> TASK:
The listing below should be written out exactly; please include all of it.

> INFORMATION GIVEN:
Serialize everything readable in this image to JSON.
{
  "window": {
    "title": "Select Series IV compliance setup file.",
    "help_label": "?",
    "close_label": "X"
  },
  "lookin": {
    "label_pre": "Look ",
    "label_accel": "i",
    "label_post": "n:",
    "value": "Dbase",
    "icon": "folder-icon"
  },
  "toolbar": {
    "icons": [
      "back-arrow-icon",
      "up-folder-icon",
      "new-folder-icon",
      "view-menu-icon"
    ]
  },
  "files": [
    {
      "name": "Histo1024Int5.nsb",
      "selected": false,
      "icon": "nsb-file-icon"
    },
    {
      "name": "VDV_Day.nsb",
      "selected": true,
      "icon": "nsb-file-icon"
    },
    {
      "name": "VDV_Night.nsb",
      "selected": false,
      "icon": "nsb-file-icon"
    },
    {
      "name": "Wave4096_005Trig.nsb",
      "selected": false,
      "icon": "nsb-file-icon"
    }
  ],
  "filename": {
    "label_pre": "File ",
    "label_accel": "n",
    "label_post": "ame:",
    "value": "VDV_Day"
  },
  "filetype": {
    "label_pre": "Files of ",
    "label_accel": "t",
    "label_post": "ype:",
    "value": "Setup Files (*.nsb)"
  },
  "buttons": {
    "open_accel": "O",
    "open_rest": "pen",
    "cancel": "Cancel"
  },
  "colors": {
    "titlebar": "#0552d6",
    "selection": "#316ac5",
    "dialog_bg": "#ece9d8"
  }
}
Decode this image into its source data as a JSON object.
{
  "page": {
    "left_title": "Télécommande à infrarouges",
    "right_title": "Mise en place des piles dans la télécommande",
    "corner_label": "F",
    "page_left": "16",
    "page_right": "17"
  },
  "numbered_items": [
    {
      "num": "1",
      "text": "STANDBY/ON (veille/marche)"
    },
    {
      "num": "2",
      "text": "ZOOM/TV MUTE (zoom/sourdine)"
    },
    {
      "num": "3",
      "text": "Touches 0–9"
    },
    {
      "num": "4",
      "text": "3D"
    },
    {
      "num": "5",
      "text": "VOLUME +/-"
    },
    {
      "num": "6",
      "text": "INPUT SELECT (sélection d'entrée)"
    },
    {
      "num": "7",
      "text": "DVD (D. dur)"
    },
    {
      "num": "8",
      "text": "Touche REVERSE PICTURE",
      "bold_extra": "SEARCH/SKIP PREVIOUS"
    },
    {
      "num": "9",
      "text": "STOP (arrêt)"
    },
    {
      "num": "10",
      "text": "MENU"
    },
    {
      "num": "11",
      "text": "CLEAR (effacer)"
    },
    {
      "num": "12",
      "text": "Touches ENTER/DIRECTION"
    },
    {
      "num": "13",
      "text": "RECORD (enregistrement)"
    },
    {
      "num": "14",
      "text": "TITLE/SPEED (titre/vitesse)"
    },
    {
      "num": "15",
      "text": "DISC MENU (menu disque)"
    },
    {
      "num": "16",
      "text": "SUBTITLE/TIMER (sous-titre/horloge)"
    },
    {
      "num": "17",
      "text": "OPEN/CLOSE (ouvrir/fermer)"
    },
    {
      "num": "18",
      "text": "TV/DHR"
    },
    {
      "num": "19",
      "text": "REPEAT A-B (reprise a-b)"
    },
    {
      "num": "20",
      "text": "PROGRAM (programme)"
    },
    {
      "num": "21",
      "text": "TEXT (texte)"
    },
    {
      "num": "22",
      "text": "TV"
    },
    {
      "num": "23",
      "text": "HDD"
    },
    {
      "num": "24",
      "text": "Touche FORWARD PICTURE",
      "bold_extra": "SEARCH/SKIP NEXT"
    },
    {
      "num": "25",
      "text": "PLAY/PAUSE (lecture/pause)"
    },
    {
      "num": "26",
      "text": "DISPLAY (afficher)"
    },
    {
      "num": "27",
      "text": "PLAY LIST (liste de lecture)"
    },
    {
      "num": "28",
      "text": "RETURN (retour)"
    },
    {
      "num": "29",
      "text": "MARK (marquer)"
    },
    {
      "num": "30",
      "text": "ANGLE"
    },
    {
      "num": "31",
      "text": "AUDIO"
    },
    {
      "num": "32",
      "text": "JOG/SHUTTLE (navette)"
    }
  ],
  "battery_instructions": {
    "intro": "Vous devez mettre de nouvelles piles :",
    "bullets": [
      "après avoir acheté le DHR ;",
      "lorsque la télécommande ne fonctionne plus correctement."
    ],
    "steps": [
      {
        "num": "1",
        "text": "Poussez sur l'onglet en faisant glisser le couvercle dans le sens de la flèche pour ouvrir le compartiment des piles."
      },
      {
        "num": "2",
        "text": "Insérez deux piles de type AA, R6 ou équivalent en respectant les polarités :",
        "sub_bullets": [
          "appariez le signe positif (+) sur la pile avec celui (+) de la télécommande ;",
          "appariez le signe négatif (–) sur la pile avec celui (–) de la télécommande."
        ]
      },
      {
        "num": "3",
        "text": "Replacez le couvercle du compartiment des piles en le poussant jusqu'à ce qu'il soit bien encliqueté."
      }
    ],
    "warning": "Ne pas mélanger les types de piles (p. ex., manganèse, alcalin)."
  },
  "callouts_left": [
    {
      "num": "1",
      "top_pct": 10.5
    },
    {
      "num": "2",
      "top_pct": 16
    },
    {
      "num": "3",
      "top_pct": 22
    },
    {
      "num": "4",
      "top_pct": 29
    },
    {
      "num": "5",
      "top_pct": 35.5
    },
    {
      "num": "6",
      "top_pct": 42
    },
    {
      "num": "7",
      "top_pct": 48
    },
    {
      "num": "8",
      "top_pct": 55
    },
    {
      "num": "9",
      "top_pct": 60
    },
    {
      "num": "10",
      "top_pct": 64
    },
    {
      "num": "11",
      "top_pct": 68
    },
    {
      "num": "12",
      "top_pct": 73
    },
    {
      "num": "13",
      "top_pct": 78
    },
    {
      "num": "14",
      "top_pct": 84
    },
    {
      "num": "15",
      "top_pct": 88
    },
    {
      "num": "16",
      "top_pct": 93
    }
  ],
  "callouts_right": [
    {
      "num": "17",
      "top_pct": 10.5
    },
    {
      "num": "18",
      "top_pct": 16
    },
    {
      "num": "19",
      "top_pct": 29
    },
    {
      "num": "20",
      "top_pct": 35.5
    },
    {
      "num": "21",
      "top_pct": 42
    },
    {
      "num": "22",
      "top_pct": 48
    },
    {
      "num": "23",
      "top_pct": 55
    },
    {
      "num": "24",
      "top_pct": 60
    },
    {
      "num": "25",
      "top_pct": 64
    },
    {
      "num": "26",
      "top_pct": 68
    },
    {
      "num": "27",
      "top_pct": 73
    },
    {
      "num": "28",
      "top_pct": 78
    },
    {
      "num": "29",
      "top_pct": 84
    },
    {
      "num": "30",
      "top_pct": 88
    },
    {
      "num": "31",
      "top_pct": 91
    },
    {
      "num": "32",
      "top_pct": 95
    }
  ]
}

> COMPLETE ANSWER:
Serialize everything readable in this image to JSON.
{
  "window": {
    "title": "Select Series IV compliance setup file.",
    "help_label": "?",
    "close_label": "X"
  },
  "lookin": {
    "label_pre": "Look ",
    "label_accel": "i",
    "label_post": "n:",
    "value": "Dbase",
    "icon": "folder-icon"
  },
  "toolbar": {
    "icons": [
      "back-arrow-icon",
      "up-folder-icon",
      "new-folder-icon",
      "view-menu-icon"
    ]
  },
  "files": [
    {
      "name": "Histo1024Int5.nsb",
      "selected": false,
      "icon": "nsb-file-icon"
    },
    {
      "name": "VDV_Day.nsb",
      "selected": true,
      "icon": "nsb-file-icon"
    },
    {
      "name": "VDV_Night.nsb",
      "selected": false,
      "icon": "nsb-file-icon"
    },
    {
      "name": "Wave4096_005Trig.nsb",
      "selected": false,
      "icon": "nsb-file-icon"
    }
  ],
  "filename": {
    "label_pre": "File ",
    "label_accel": "n",
    "label_post": "ame:",
    "value": "VDV_Day"
  },
  "filetype": {
    "label_pre": "Files of ",
    "label_accel": "t",
    "label_post": "ype:",
    "value": "Setup Files (*.nsb)"
  },
  "buttons": {
    "open_accel": "O",
    "open_rest": "pen",
    "cancel": "Cancel"
  },
  "colors": {
    "titlebar": "#0552d6",
    "selection": "#316ac5",
    "dialog_bg": "#ece9d8"
  }
}
Decode this image into its source data as a JSON object.
{
  "page": {
    "left_title": "Télécommande à infrarouges",
    "right_title": "Mise en place des piles dans la télécommande",
    "corner_label": "F",
    "page_left": "16",
    "page_right": "17"
  },
  "numbered_items": [
    {
      "num": "1",
      "text": "STANDBY/ON (veille/marche)"
    },
    {
      "num": "2",
      "text": "ZOOM/TV MUTE (zoom/sourdine)"
    },
    {
      "num": "3",
      "text": "Touches 0–9"
    },
    {
      "num": "4",
      "text": "3D"
    },
    {
      "num": "5",
      "text": "VOLUME +/-"
    },
    {
      "num": "6",
      "text": "INPUT SELECT (sélection d'entrée)"
    },
    {
      "num": "7",
      "text": "DVD (D. dur)"
    },
    {
      "num": "8",
      "text": "Touche REVERSE PICTURE",
      "bold_extra": "SEARCH/SKIP PREVIOUS"
    },
    {
      "num": "9",
      "text": "STOP (arrêt)"
    },
    {
      "num": "10",
      "text": "MENU"
    },
    {
      "num": "11",
      "text": "CLEAR (effacer)"
    },
    {
      "num": "12",
      "text": "Touches ENTER/DIRECTION"
    },
    {
      "num": "13",
      "text": "RECORD (enregistrement)"
    },
    {
      "num": "14",
      "text": "TITLE/SPEED (titre/vitesse)"
    },
    {
      "num": "15",
      "text": "DISC MENU (menu disque)"
    },
    {
      "num": "16",
      "text": "SUBTITLE/TIMER (sous-titre/horloge)"
    },
    {
      "num": "17",
      "text": "OPEN/CLOSE (ouvrir/fermer)"
    },
    {
      "num": "18",
      "text": "TV/DHR"
    },
    {
      "num": "19",
      "text": "REPEAT A-B (reprise a-b)"
    },
    {
      "num": "20",
      "text": "PROGRAM (programme)"
    },
    {
      "num": "21",
      "text": "TEXT (texte)"
    },
    {
      "num": "22",
      "text": "TV"
    },
    {
      "num": "23",
      "text": "HDD"
    },
    {
      "num": "24",
      "text": "Touche FORWARD PICTURE",
      "bold_extra": "SEARCH/SKIP NEXT"
    },
    {
      "num": "25",
      "text": "PLAY/PAUSE (lecture/pause)"
    },
    {
      "num": "26",
      "text": "DISPLAY (afficher)"
    },
    {
      "num": "27",
      "text": "PLAY LIST (liste de lecture)"
    },
    {
      "num": "28",
      "text": "RETURN (retour)"
    },
    {
      "num": "29",
      "text": "MARK (marquer)"
    },
    {
      "num": "30",
      "text": "ANGLE"
    },
    {
      "num": "31",
      "text": "AUDIO"
    },
    {
      "num": "32",
      "text": "JOG/SHUTTLE (navette)"
    }
  ],
  "battery_instructions": {
    "intro": "Vous devez mettre de nouvelles piles :",
    "bullets": [
      "après avoir acheté le DHR ;",
      "lorsque la télécommande ne fonctionne plus correctement."
    ],
    "steps": [
      {
        "num": "1",
        "text": "Poussez sur l'onglet en faisant glisser le couvercle dans le sens de la flèche pour ouvrir le compartiment des piles."
      },
      {
        "num": "2",
        "text": "Insérez deux piles de type AA, R6 ou équivalent en respectant les polarités :",
        "sub_bullets": [
          "appariez le signe positif (+) sur la pile avec celui (+) de la télécommande ;",
          "appariez le signe négatif (–) sur la pile avec celui (–) de la télécommande."
        ]
      },
      {
        "num": "3",
        "text": "Replacez le couvercle du compartiment des piles en le poussant jusqu'à ce qu'il soit bien encliqueté."
      }
    ],
    "warning": "Ne pas mélanger les types de piles (p. ex., manganèse, alcalin)."
  },
  "callouts_left": [
    {
      "num": "1",
      "top_pct": 10.5
    },
    {
      "num": "2",
      "top_pct": 16
    },
    {
      "num": "3",
      "top_pct": 22
    },
    {
      "num": "4",
      "top_pct": 29
    },
    {
      "num": "5",
      "top_pct": 35.5
    },
    {
      "num": "6",
      "top_pct": 42
    },
    {
      "num": "7",
      "top_pct": 48
    },
    {
      "num": "8",
      "top_pct": 55
    },
    {
      "num": "9",
      "top_pct": 60
    },
    {
      "num": "10",
      "top_pct": 64
    },
    {
      "num": "11",
      "top_pct": 68
    },
    {
      "num": "12",
      "top_pct": 73
    },
    {
      "num": "13",
      "top_pct": 78
    },
    {
      "num": "14",
      "top_pct": 84
    },
    {
      "num": "15",
      "top_pct": 88
    },
    {
      "num": "16",
      "top_pct": 93
    }
  ],
  "callouts_right": [
    {
      "num": "17",
      "top_pct": 10.5
    },
    {
      "num": "18",
      "top_pct": 16
    },
    {
      "num": "19",
      "top_pct": 29
    },
    {
      "num": "20",
      "top_pct": 35.5
    },
    {
      "num": "21",
      "top_pct": 42
    },
    {
      "num": "22",
      "top_pct": 48
    },
    {
      "num": "23",
      "top_pct": 55
    },
    {
      "num": "24",
      "top_pct": 60
    },
    {
      "num": "25",
      "top_pct": 64
    },
    {
      "num": "26",
      "top_pct": 68
    },
    {
      "num": "27",
      "top_pct": 73
    },
    {
      "num": "28",
      "top_pct": 78
    },
    {
      "num": "29",
      "top_pct": 84
    },
    {
      "num": "30",
      "top_pct": 88
    },
    {
      "num": "31",
      "top_pct": 91
    },
    {
      "num": "32",
      "top_pct": 95
    }
  ]
}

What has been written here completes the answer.